→ Stated goal
Every entry must be repeated exactly. Exclude all pictures.

(Extracted data entries)
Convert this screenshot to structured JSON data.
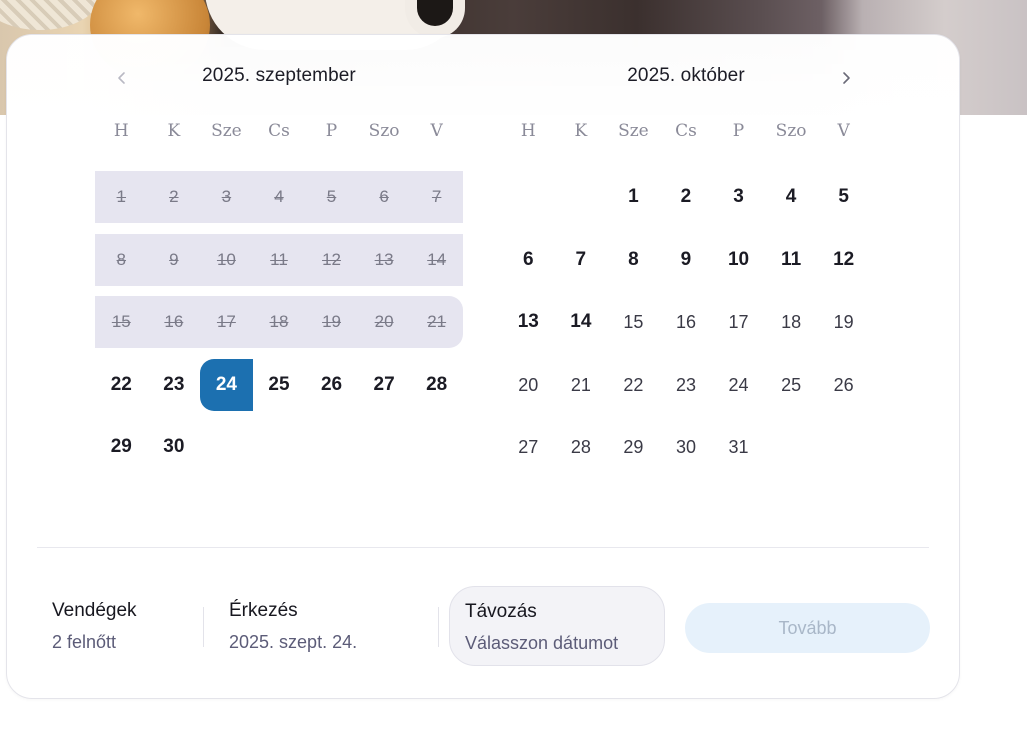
{
  "calendar": {
    "left_month": {
      "title": "2025. szeptember",
      "weekdays": [
        "H",
        "K",
        "Sze",
        "Cs",
        "P",
        "Szo",
        "V"
      ],
      "weeks": [
        [
          "1",
          "2",
          "3",
          "4",
          "5",
          "6",
          "7"
        ],
        [
          "8",
          "9",
          "10",
          "11",
          "12",
          "13",
          "14"
        ],
        [
          "15",
          "16",
          "17",
          "18",
          "19",
          "20",
          "21"
        ],
        [
          "22",
          "23",
          "24",
          "25",
          "26",
          "27",
          "28"
        ],
        [
          "29",
          "30",
          "",
          "",
          "",
          "",
          ""
        ]
      ]
    },
    "right_month": {
      "title": "2025. október",
      "weekdays": [
        "H",
        "K",
        "Sze",
        "Cs",
        "P",
        "Szo",
        "V"
      ],
      "weeks": [
        [
          "",
          "",
          "1",
          "2",
          "3",
          "4",
          "5"
        ],
        [
          "6",
          "7",
          "8",
          "9",
          "10",
          "11",
          "12"
        ],
        [
          "13",
          "14",
          "15",
          "16",
          "17",
          "18",
          "19"
        ],
        [
          "20",
          "21",
          "22",
          "23",
          "24",
          "25",
          "26"
        ],
        [
          "27",
          "28",
          "29",
          "30",
          "31",
          "",
          ""
        ]
      ]
    },
    "selected_day": "24",
    "prev_icon": "chevron-left-icon",
    "next_icon": "chevron-right-icon"
  },
  "footer": {
    "guests": {
      "label": "Vendégek",
      "value": "2 felnőtt"
    },
    "arrival": {
      "label": "Érkezés",
      "value": "2025. szept. 24."
    },
    "departure": {
      "label": "Távozás",
      "value": "Válasszon dátumot"
    },
    "next_button": "Tovább"
  },
  "colors": {
    "selected": "#1c70b0",
    "past_band": "#e6e5f0",
    "button_bg": "#e6f1fb",
    "button_text": "#a9b7c8"
  }
}
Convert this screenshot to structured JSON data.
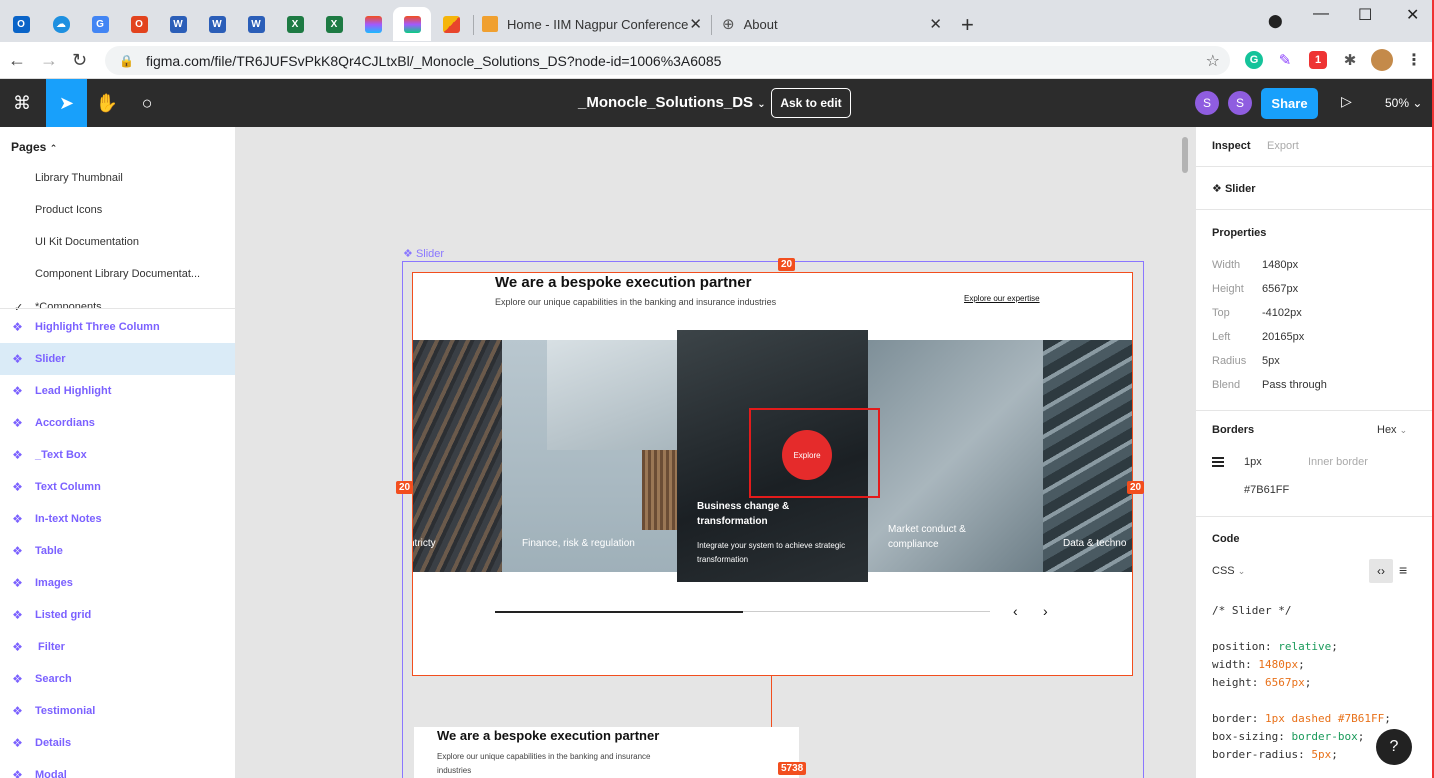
{
  "browser": {
    "tabs": [
      {
        "label": "Home - IIM Nagpur Conference",
        "icon": "conference-favicon"
      },
      {
        "label": "About",
        "icon": "globe-icon"
      }
    ],
    "url": "figma.com/file/TR6JUFSvPkK8Qr4CJLtxBl/_Monocle_Solutions_DS?node-id=1006%3A6085"
  },
  "figma_toolbar": {
    "filename": "_Monocle_Solutions_DS",
    "ask_to_edit": "Ask to edit",
    "avatars": [
      "S",
      "S"
    ],
    "share": "Share",
    "zoom": "50%"
  },
  "left_panel": {
    "pages_header": "Pages",
    "pages": [
      "Library Thumbnail",
      "Product Icons",
      "UI Kit Documentation",
      "Component Library Documentat...",
      "*Components"
    ],
    "layers": [
      "Highlight Three Column",
      "Slider",
      "Lead Highlight",
      "Accordians",
      "_Text Box",
      "Text Column",
      "In-text Notes",
      "Table",
      "Images",
      "Listed grid",
      " Filter",
      "Search",
      "Testimonial",
      "Details",
      "Modal"
    ]
  },
  "canvas": {
    "frame_label": "Slider",
    "measure_top": "20",
    "measure_left": "20",
    "measure_right": "20",
    "measure_bottom": "5738",
    "slide_title": "We are a bespoke execution partner",
    "slide_subtitle": "Explore our unique capabilities in the banking and insurance industries",
    "slide_link": "Explore our expertise",
    "card1_label": "ntricty",
    "card2_label": "Finance, risk & regulation",
    "card3_title": "Business change & transformation",
    "card3_body": "Integrate your system to achieve strategic transformation",
    "explore": "Explore",
    "card4_label": "Market conduct & compliance",
    "card5_label": "Data & techno",
    "progress_fraction": 0.5,
    "frame2_title": "We are a bespoke execution partner",
    "frame2_subtitle": "Explore our unique capabilities in the banking and insurance industries"
  },
  "right_panel": {
    "tab_inspect": "Inspect",
    "tab_export": "Export",
    "component_name": "Slider",
    "properties_header": "Properties",
    "properties": [
      {
        "k": "Width",
        "v": "1480px"
      },
      {
        "k": "Height",
        "v": "6567px"
      },
      {
        "k": "Top",
        "v": "-4102px"
      },
      {
        "k": "Left",
        "v": "20165px"
      },
      {
        "k": "Radius",
        "v": "5px"
      },
      {
        "k": "Blend",
        "v": "Pass through"
      }
    ],
    "borders_header": "Borders",
    "borders_format": "Hex",
    "border_width": "1px",
    "border_type": "Inner border",
    "border_color": "#7B61FF",
    "code_header": "Code",
    "code_lang": "CSS",
    "code_comment": "/* Slider */",
    "code_lines": [
      {
        "prop": "position: ",
        "val": "relative",
        "kind": "kv"
      },
      {
        "prop": "width: ",
        "val": "1480px",
        "kind": "nv"
      },
      {
        "prop": "height: ",
        "val": "6567px",
        "kind": "nv"
      },
      {
        "prop": "border: ",
        "val": "1px dashed #7B61FF",
        "kind": "mix"
      },
      {
        "prop": "box-sizing: ",
        "val": "border-box",
        "kind": "kv"
      },
      {
        "prop": "border-radius: ",
        "val": "5px",
        "kind": "nv"
      }
    ],
    "help": "?"
  },
  "colors": {
    "figma_blue": "#18a0fb",
    "component_purple": "#7b61ff",
    "measure_red": "#f24e1e",
    "explore_red": "#e52b2b"
  }
}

→ Reply
Convert this screenshot to structured JSON data.
{
  "calendar": {
    "left_month": {
      "title": "2025. szeptember",
      "weekdays": [
        "H",
        "K",
        "Sze",
        "Cs",
        "P",
        "Szo",
        "V"
      ],
      "weeks": [
        [
          "1",
          "2",
          "3",
          "4",
          "5",
          "6",
          "7"
        ],
        [
          "8",
          "9",
          "10",
          "11",
          "12",
          "13",
          "14"
        ],
        [
          "15",
          "16",
          "17",
          "18",
          "19",
          "20",
          "21"
        ],
        [
          "22",
          "23",
          "24",
          "25",
          "26",
          "27",
          "28"
        ],
        [
          "29",
          "30",
          "",
          "",
          "",
          "",
          ""
        ]
      ]
    },
    "right_month": {
      "title": "2025. október",
      "weekdays": [
        "H",
        "K",
        "Sze",
        "Cs",
        "P",
        "Szo",
        "V"
      ],
      "weeks": [
        [
          "",
          "",
          "1",
          "2",
          "3",
          "4",
          "5"
        ],
        [
          "6",
          "7",
          "8",
          "9",
          "10",
          "11",
          "12"
        ],
        [
          "13",
          "14",
          "15",
          "16",
          "17",
          "18",
          "19"
        ],
        [
          "20",
          "21",
          "22",
          "23",
          "24",
          "25",
          "26"
        ],
        [
          "27",
          "28",
          "29",
          "30",
          "31",
          "",
          ""
        ]
      ]
    },
    "selected_day": "24",
    "prev_icon": "chevron-left-icon",
    "next_icon": "chevron-right-icon"
  },
  "footer": {
    "guests": {
      "label": "Vendégek",
      "value": "2 felnőtt"
    },
    "arrival": {
      "label": "Érkezés",
      "value": "2025. szept. 24."
    },
    "departure": {
      "label": "Távozás",
      "value": "Válasszon dátumot"
    },
    "next_button": "Tovább"
  },
  "colors": {
    "selected": "#1c70b0",
    "past_band": "#e6e5f0",
    "button_bg": "#e6f1fb",
    "button_text": "#a9b7c8"
  }
}
Convert this screenshot to structured JSON data.
{
  "browser": {
    "tabs": [
      {
        "label": "Home - IIM Nagpur Conference",
        "icon": "conference-favicon"
      },
      {
        "label": "About",
        "icon": "globe-icon"
      }
    ],
    "url": "figma.com/file/TR6JUFSvPkK8Qr4CJLtxBl/_Monocle_Solutions_DS?node-id=1006%3A6085"
  },
  "figma_toolbar": {
    "filename": "_Monocle_Solutions_DS",
    "ask_to_edit": "Ask to edit",
    "avatars": [
      "S",
      "S"
    ],
    "share": "Share",
    "zoom": "50%"
  },
  "left_panel": {
    "pages_header": "Pages",
    "pages": [
      "Library Thumbnail",
      "Product Icons",
      "UI Kit Documentation",
      "Component Library Documentat...",
      "*Components"
    ],
    "layers": [
      "Highlight Three Column",
      "Slider",
      "Lead Highlight",
      "Accordians",
      "_Text Box",
      "Text Column",
      "In-text Notes",
      "Table",
      "Images",
      "Listed grid",
      " Filter",
      "Search",
      "Testimonial",
      "Details",
      "Modal"
    ]
  },
  "canvas": {
    "frame_label": "Slider",
    "measure_top": "20",
    "measure_left": "20",
    "measure_right": "20",
    "measure_bottom": "5738",
    "slide_title": "We are a bespoke execution partner",
    "slide_subtitle": "Explore our unique capabilities in the banking and insurance industries",
    "slide_link": "Explore our expertise",
    "card1_label": "ntricty",
    "card2_label": "Finance, risk & regulation",
    "card3_title": "Business change & transformation",
    "card3_body": "Integrate your system to achieve strategic transformation",
    "explore": "Explore",
    "card4_label": "Market conduct & compliance",
    "card5_label": "Data & techno",
    "progress_fraction": 0.5,
    "frame2_title": "We are a bespoke execution partner",
    "frame2_subtitle": "Explore our unique capabilities in the banking and insurance industries"
  },
  "right_panel": {
    "tab_inspect": "Inspect",
    "tab_export": "Export",
    "component_name": "Slider",
    "properties_header": "Properties",
    "properties": [
      {
        "k": "Width",
        "v": "1480px"
      },
      {
        "k": "Height",
        "v": "6567px"
      },
      {
        "k": "Top",
        "v": "-4102px"
      },
      {
        "k": "Left",
        "v": "20165px"
      },
      {
        "k": "Radius",
        "v": "5px"
      },
      {
        "k": "Blend",
        "v": "Pass through"
      }
    ],
    "borders_header": "Borders",
    "borders_format": "Hex",
    "border_width": "1px",
    "border_type": "Inner border",
    "border_color": "#7B61FF",
    "code_header": "Code",
    "code_lang": "CSS",
    "code_comment": "/* Slider */",
    "code_lines": [
      {
        "prop": "position: ",
        "val": "relative",
        "kind": "kv"
      },
      {
        "prop": "width: ",
        "val": "1480px",
        "kind": "nv"
      },
      {
        "prop": "height: ",
        "val": "6567px",
        "kind": "nv"
      },
      {
        "prop": "border: ",
        "val": "1px dashed #7B61FF",
        "kind": "mix"
      },
      {
        "prop": "box-sizing: ",
        "val": "border-box",
        "kind": "kv"
      },
      {
        "prop": "border-radius: ",
        "val": "5px",
        "kind": "nv"
      }
    ],
    "help": "?"
  },
  "colors": {
    "figma_blue": "#18a0fb",
    "component_purple": "#7b61ff",
    "measure_red": "#f24e1e",
    "explore_red": "#e52b2b"
  }
}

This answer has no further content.